#### [PROBLEM]
Return the number of lines that include the string "caption", without any other text.

#### [DATA SECTION]
* START *

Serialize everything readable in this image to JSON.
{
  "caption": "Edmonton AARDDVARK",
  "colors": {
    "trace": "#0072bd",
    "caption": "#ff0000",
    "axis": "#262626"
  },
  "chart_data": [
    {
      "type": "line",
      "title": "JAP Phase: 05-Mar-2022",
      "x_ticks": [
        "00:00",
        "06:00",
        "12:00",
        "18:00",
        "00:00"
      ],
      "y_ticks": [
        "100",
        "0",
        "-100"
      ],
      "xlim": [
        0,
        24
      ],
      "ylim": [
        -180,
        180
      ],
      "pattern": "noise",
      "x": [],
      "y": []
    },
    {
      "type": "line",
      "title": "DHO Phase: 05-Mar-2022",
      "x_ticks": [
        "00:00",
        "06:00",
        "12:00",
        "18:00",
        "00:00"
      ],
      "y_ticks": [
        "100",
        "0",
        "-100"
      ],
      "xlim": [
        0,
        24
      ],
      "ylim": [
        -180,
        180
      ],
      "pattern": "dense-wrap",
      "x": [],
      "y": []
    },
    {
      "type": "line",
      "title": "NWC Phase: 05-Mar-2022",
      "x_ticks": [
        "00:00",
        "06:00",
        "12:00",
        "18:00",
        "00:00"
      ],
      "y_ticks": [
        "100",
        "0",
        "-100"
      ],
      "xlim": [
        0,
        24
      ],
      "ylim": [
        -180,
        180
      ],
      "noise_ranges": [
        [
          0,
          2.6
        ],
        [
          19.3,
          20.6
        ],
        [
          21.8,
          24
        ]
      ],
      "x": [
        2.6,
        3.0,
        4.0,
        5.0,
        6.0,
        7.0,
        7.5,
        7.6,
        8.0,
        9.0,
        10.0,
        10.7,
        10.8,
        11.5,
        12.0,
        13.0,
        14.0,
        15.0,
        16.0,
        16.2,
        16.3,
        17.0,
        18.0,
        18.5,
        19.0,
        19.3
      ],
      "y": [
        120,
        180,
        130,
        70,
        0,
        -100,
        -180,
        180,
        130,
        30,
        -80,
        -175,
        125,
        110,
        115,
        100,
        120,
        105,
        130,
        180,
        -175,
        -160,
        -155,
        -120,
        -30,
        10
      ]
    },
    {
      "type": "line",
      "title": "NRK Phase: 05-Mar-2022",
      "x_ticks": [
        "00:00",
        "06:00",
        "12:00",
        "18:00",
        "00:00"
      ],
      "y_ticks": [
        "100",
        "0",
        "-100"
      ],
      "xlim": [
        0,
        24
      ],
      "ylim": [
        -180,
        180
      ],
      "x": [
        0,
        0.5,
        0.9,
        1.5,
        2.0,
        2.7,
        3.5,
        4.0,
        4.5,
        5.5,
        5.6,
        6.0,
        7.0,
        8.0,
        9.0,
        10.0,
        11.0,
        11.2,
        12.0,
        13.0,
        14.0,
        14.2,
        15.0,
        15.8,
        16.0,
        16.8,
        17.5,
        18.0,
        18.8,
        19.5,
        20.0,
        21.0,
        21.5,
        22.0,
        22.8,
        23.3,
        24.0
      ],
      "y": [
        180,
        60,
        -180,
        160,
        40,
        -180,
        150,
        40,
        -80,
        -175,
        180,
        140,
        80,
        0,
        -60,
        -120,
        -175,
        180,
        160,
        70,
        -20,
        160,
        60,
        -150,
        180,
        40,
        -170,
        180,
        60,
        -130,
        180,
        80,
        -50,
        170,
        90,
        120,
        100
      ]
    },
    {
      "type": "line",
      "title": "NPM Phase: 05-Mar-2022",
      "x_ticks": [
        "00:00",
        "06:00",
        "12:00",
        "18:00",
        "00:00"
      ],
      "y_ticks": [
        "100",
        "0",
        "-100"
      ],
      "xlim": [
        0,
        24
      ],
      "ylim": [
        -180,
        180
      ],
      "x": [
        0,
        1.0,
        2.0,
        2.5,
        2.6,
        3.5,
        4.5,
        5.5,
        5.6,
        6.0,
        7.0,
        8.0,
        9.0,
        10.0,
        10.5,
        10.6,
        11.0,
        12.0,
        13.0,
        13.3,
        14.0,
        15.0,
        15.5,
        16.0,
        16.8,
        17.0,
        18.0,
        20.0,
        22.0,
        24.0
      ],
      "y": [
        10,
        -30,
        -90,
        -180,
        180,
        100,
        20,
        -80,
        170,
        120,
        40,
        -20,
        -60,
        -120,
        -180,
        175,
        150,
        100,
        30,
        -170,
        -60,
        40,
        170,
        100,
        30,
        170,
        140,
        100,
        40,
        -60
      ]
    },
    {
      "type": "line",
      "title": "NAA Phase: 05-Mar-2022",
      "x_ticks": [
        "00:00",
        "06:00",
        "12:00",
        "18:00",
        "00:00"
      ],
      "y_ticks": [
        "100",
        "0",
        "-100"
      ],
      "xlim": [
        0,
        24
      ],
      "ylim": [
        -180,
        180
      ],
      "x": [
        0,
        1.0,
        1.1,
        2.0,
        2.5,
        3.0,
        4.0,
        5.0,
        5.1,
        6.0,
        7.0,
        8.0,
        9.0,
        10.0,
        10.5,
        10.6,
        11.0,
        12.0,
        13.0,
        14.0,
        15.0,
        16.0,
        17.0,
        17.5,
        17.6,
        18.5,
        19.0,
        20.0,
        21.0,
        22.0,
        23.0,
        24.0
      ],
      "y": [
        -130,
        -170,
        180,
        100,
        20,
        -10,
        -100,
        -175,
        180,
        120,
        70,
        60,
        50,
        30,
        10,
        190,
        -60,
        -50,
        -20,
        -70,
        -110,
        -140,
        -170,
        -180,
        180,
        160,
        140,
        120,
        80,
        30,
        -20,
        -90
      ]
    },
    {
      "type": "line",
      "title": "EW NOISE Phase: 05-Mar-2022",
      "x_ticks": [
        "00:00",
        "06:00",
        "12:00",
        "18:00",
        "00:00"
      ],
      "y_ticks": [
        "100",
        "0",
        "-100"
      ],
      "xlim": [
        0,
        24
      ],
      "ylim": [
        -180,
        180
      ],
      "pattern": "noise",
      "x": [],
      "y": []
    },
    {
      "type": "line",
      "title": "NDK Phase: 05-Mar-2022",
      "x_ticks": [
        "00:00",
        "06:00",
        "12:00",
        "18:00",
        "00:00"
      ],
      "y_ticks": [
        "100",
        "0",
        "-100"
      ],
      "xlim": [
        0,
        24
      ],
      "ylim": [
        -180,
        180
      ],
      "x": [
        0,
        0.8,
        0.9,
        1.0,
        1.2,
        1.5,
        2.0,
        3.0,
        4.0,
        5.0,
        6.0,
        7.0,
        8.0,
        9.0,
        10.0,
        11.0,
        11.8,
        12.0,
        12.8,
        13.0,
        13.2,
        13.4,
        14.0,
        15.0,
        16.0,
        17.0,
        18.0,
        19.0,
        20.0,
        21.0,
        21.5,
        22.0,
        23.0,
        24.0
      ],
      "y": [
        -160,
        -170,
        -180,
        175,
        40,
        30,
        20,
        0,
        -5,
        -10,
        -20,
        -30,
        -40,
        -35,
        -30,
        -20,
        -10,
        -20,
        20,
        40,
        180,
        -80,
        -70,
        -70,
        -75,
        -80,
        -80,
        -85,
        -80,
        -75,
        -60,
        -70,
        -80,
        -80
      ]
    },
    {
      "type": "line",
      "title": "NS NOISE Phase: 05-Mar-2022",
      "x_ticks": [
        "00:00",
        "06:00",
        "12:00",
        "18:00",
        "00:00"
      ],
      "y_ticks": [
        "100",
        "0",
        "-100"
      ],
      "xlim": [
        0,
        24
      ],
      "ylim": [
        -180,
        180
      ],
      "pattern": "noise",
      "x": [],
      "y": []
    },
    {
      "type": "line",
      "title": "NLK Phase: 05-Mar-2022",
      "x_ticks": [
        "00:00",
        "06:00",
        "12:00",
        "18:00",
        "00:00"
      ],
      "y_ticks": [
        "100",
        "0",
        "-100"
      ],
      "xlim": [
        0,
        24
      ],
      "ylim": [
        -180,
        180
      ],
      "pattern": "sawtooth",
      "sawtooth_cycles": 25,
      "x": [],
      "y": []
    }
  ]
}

* END *

#### [TASK ANSWER]
2